» Information given:
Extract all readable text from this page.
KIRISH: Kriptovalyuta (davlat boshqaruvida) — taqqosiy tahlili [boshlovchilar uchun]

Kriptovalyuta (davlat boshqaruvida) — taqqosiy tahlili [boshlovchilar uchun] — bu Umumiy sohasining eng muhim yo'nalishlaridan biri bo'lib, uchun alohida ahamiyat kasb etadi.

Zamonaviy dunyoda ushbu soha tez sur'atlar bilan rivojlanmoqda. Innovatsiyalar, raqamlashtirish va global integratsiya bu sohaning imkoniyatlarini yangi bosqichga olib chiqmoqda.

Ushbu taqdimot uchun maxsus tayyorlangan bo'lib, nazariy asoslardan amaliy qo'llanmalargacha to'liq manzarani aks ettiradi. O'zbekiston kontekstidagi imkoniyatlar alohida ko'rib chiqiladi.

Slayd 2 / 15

» Written request:
All entries shown above should be printed again exactly.

» Solution for this exercise:
Extract all readable text from this page.
KIRISH: Kriptovalyuta (davlat boshqaruvida) — taqqosiy tahlili [boshlovchilar uchun]

Kriptovalyuta (davlat boshqaruvida) — taqqosiy tahlili [boshlovchilar uchun] — bu Umumiy sohasining eng muhim yo'nalishlaridan biri bo'lib, uchun alohida ahamiyat kasb etadi.

Zamonaviy dunyoda ushbu soha tez sur'atlar bilan rivojlanmoqda. Innovatsiyalar, raqamlashtirish va global integratsiya bu sohaning imkoniyatlarini yangi bosqichga olib chiqmoqda.

Ushbu taqdimot uchun maxsus tayyorlangan bo'lib, nazariy asoslardan amaliy qo'llanmalargacha to'liq manzarani aks ettiradi. O'zbekiston kontekstidagi imkoniyatlar alohida ko'rib chiqiladi.

Slayd 2 / 15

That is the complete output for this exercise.